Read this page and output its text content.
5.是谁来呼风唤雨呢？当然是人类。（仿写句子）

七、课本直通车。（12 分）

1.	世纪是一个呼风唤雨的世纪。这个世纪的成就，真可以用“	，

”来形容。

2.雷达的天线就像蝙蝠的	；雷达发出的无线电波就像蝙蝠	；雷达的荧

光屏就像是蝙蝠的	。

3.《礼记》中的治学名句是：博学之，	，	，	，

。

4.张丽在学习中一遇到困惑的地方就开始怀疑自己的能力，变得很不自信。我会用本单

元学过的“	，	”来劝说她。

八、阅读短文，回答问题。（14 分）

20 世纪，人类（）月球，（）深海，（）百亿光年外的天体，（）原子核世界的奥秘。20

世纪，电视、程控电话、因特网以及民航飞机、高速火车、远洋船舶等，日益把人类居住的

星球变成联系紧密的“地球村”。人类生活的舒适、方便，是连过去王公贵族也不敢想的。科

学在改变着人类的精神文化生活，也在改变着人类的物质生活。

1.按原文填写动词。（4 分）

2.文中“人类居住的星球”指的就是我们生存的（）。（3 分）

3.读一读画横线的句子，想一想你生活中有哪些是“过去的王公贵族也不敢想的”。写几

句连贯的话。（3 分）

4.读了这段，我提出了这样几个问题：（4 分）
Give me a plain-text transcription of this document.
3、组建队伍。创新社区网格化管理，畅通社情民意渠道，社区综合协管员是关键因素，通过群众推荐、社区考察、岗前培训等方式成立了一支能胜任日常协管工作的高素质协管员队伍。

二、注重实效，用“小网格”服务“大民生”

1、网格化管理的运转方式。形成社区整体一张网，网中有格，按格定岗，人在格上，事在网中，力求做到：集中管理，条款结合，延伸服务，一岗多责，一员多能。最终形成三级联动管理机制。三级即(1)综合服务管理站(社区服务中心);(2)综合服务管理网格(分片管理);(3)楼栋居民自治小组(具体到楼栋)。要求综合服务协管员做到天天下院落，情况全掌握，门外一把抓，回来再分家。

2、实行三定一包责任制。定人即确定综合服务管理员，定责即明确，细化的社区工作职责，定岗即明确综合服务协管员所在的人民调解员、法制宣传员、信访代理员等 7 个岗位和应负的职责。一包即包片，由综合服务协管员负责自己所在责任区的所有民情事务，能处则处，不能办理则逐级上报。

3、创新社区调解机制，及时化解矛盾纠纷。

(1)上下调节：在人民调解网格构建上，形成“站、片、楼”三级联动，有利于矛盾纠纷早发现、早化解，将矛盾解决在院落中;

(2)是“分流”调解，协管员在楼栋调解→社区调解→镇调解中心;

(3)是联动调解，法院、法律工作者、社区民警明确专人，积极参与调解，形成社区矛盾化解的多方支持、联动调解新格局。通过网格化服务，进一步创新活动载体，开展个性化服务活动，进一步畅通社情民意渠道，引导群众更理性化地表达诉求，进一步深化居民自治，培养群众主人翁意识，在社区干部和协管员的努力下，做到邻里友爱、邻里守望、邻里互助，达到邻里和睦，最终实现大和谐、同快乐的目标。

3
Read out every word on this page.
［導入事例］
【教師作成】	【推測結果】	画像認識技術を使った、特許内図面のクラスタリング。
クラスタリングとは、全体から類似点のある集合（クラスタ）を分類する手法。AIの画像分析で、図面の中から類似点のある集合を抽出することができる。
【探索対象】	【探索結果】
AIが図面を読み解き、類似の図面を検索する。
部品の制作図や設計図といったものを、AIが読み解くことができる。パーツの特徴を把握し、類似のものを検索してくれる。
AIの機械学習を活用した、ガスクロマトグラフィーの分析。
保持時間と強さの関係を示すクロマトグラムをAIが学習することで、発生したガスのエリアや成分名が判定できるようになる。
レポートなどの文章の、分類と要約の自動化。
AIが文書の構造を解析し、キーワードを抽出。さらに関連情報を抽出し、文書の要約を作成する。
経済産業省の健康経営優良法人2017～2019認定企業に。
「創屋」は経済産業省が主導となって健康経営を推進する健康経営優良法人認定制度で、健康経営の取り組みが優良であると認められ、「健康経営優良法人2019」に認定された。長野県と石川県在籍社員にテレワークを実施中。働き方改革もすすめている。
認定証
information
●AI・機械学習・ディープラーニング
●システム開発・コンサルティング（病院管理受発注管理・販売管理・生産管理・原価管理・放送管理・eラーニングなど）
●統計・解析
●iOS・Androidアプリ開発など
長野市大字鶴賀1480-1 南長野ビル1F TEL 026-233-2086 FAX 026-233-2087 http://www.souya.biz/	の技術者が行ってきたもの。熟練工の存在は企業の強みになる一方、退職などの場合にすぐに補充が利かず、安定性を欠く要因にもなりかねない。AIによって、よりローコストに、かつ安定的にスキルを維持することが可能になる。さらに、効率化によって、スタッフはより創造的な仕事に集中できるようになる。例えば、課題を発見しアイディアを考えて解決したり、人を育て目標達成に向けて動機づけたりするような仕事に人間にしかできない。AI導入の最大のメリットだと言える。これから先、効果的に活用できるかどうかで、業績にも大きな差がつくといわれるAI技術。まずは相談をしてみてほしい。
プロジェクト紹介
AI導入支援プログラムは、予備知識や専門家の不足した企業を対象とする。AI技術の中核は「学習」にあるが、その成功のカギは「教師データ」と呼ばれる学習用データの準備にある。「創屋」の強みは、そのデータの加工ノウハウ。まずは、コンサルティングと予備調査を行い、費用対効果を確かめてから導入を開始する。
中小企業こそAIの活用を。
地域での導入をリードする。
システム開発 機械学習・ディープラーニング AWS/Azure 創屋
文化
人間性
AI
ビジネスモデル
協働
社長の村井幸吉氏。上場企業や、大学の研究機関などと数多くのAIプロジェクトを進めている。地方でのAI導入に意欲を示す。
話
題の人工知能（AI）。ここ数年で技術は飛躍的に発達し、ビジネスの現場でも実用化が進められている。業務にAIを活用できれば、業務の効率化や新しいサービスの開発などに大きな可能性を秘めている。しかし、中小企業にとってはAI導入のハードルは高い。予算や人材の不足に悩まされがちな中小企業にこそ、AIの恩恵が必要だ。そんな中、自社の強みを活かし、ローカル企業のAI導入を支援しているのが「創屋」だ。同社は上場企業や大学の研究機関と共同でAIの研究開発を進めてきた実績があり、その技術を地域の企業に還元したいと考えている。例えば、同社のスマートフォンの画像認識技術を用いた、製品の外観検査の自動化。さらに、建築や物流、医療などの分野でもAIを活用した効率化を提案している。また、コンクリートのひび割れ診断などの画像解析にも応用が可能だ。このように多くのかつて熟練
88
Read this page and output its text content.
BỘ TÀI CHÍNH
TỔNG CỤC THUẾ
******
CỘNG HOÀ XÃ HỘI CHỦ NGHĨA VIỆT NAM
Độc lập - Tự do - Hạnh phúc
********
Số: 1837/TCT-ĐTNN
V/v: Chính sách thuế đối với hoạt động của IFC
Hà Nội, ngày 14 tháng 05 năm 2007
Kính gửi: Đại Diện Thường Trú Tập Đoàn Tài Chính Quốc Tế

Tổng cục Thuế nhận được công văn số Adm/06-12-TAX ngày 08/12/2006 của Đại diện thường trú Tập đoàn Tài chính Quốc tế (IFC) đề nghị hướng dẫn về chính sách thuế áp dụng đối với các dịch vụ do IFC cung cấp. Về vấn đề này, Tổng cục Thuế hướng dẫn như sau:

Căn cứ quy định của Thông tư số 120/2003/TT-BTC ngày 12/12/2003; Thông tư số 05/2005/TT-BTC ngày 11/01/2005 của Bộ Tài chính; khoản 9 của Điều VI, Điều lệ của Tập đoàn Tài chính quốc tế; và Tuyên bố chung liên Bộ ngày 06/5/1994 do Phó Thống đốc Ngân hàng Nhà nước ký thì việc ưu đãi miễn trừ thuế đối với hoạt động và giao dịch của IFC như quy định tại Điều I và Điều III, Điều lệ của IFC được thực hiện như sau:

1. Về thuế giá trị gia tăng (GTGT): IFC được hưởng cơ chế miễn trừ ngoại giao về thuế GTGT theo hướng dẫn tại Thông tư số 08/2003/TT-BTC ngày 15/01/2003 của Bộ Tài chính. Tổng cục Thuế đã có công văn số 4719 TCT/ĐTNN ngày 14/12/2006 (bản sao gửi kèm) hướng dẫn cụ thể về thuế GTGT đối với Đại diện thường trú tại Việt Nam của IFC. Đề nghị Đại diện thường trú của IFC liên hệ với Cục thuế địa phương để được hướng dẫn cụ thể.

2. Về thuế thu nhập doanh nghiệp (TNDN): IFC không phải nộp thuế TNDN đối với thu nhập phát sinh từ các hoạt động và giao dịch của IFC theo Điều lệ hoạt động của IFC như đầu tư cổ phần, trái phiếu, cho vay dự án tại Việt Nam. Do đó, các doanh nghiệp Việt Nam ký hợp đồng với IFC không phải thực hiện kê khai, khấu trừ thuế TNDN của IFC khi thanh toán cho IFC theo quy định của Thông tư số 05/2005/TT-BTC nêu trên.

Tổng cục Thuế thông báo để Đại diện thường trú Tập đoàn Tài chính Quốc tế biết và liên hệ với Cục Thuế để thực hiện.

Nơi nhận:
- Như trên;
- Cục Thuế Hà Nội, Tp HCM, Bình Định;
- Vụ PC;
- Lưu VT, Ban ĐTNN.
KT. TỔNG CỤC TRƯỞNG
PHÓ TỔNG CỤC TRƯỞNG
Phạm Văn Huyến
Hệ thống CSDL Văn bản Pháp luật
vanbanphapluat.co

────────────────

▶ What you have to do: Extract each line holding the word "this" from the records.

▶ Task result:
Read this page and output its text content.
Give me a plain-text transcription of this document.
Read out every word on this page.
Read this page and output its text content.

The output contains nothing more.